[Task] Copy each line of the material below that includes the string "等分为两个子区间".

[Saved entries]
┌────────
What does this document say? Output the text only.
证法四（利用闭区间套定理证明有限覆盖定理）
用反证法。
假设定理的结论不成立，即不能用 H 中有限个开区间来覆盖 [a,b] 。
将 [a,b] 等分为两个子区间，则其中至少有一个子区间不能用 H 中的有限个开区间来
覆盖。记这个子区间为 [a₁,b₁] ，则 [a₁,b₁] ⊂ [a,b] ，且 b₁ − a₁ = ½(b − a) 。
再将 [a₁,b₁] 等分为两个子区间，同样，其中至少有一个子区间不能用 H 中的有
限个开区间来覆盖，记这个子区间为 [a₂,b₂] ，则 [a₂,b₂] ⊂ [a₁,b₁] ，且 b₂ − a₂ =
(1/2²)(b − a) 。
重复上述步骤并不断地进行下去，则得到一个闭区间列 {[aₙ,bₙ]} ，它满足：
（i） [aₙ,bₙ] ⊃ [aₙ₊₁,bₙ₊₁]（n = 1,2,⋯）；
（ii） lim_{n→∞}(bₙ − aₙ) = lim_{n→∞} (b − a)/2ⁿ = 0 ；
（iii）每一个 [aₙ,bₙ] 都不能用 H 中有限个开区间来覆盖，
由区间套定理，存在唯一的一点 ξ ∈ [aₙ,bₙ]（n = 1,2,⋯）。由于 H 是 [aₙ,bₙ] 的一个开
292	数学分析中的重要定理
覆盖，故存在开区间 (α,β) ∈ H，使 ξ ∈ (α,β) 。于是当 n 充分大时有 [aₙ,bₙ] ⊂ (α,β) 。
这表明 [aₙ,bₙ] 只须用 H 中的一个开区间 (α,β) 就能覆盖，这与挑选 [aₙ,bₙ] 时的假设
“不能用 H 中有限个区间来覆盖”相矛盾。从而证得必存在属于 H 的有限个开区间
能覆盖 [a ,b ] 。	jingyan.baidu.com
└────────
┌────────
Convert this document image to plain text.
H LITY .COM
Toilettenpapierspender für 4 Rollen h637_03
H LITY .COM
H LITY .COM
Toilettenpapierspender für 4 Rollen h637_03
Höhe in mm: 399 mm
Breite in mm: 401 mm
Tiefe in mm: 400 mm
└────────
[Reply]
将 [a,b] 等分为两个子区间，则其中至少有一个子区间不能用 H 中的有限个开区间来
再将 [a₁,b₁] 等分为两个子区间，同样，其中至少有一个子区间不能用 H 中的有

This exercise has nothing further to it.